DO THIS: Reproduce the material in full, unchanged.

SUPPLIED RECORDS:
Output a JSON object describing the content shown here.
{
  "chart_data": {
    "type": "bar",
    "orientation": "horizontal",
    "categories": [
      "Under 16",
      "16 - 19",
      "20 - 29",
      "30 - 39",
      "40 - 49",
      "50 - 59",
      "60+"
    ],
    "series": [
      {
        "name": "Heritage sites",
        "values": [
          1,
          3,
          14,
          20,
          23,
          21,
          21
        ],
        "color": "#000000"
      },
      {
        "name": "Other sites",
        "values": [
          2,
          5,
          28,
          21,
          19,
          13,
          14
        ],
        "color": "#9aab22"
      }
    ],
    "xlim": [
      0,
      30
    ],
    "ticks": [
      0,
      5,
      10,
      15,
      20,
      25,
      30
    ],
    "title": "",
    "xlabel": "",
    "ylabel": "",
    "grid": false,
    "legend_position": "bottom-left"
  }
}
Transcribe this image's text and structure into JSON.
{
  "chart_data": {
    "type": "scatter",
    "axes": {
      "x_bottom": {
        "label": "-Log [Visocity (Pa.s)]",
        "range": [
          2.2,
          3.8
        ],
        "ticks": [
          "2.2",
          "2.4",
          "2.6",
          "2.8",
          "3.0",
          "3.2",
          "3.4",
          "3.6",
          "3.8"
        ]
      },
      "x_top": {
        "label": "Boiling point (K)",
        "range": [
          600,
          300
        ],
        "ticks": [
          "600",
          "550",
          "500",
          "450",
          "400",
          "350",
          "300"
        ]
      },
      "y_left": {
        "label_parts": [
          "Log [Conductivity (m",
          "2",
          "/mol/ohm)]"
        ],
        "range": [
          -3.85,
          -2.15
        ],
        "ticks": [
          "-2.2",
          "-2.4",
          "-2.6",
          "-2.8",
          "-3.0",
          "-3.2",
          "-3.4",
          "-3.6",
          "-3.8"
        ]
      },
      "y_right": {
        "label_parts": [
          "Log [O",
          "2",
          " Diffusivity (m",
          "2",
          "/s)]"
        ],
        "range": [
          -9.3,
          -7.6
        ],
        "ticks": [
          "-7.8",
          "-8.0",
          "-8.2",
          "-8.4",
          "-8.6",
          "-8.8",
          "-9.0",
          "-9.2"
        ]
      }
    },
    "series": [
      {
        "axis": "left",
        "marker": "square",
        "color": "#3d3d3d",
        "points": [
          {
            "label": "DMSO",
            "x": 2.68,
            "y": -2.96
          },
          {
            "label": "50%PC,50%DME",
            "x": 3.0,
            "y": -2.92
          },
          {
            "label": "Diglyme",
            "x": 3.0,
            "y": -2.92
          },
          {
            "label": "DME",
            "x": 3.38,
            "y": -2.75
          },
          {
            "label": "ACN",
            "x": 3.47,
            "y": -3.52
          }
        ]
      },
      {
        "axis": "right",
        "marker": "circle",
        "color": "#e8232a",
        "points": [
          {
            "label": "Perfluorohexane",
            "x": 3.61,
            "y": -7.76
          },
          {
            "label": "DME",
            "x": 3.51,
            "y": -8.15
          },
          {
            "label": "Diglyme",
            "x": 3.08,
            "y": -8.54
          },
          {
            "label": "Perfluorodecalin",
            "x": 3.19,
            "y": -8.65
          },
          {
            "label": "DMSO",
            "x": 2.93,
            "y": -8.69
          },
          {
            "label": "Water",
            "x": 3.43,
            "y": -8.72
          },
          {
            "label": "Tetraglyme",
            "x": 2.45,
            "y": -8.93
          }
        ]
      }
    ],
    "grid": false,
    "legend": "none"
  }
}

THE COMPLETED TASK:
Output a JSON object describing the content shown here.
{
  "chart_data": {
    "type": "bar",
    "orientation": "horizontal",
    "categories": [
      "Under 16",
      "16 - 19",
      "20 - 29",
      "30 - 39",
      "40 - 49",
      "50 - 59",
      "60+"
    ],
    "series": [
      {
        "name": "Heritage sites",
        "values": [
          1,
          3,
          14,
          20,
          23,
          21,
          21
        ],
        "color": "#000000"
      },
      {
        "name": "Other sites",
        "values": [
          2,
          5,
          28,
          21,
          19,
          13,
          14
        ],
        "color": "#9aab22"
      }
    ],
    "xlim": [
      0,
      30
    ],
    "ticks": [
      0,
      5,
      10,
      15,
      20,
      25,
      30
    ],
    "title": "",
    "xlabel": "",
    "ylabel": "",
    "grid": false,
    "legend_position": "bottom-left"
  }
}
Transcribe this image's text and structure into JSON.
{
  "chart_data": {
    "type": "scatter",
    "axes": {
      "x_bottom": {
        "label": "-Log [Visocity (Pa.s)]",
        "range": [
          2.2,
          3.8
        ],
        "ticks": [
          "2.2",
          "2.4",
          "2.6",
          "2.8",
          "3.0",
          "3.2",
          "3.4",
          "3.6",
          "3.8"
        ]
      },
      "x_top": {
        "label": "Boiling point (K)",
        "range": [
          600,
          300
        ],
        "ticks": [
          "600",
          "550",
          "500",
          "450",
          "400",
          "350",
          "300"
        ]
      },
      "y_left": {
        "label_parts": [
          "Log [Conductivity (m",
          "2",
          "/mol/ohm)]"
        ],
        "range": [
          -3.85,
          -2.15
        ],
        "ticks": [
          "-2.2",
          "-2.4",
          "-2.6",
          "-2.8",
          "-3.0",
          "-3.2",
          "-3.4",
          "-3.6",
          "-3.8"
        ]
      },
      "y_right": {
        "label_parts": [
          "Log [O",
          "2",
          " Diffusivity (m",
          "2",
          "/s)]"
        ],
        "range": [
          -9.3,
          -7.6
        ],
        "ticks": [
          "-7.8",
          "-8.0",
          "-8.2",
          "-8.4",
          "-8.6",
          "-8.8",
          "-9.0",
          "-9.2"
        ]
      }
    },
    "series": [
      {
        "axis": "left",
        "marker": "square",
        "color": "#3d3d3d",
        "points": [
          {
            "label": "DMSO",
            "x": 2.68,
            "y": -2.96
          },
          {
            "label": "50%PC,50%DME",
            "x": 3.0,
            "y": -2.92
          },
          {
            "label": "Diglyme",
            "x": 3.0,
            "y": -2.92
          },
          {
            "label": "DME",
            "x": 3.38,
            "y": -2.75
          },
          {
            "label": "ACN",
            "x": 3.47,
            "y": -3.52
          }
        ]
      },
      {
        "axis": "right",
        "marker": "circle",
        "color": "#e8232a",
        "points": [
          {
            "label": "Perfluorohexane",
            "x": 3.61,
            "y": -7.76
          },
          {
            "label": "DME",
            "x": 3.51,
            "y": -8.15
          },
          {
            "label": "Diglyme",
            "x": 3.08,
            "y": -8.54
          },
          {
            "label": "Perfluorodecalin",
            "x": 3.19,
            "y": -8.65
          },
          {
            "label": "DMSO",
            "x": 2.93,
            "y": -8.69
          },
          {
            "label": "Water",
            "x": 3.43,
            "y": -8.72
          },
          {
            "label": "Tetraglyme",
            "x": 2.45,
            "y": -8.93
          }
        ]
      }
    ],
    "grid": false,
    "legend": "none"
  }
}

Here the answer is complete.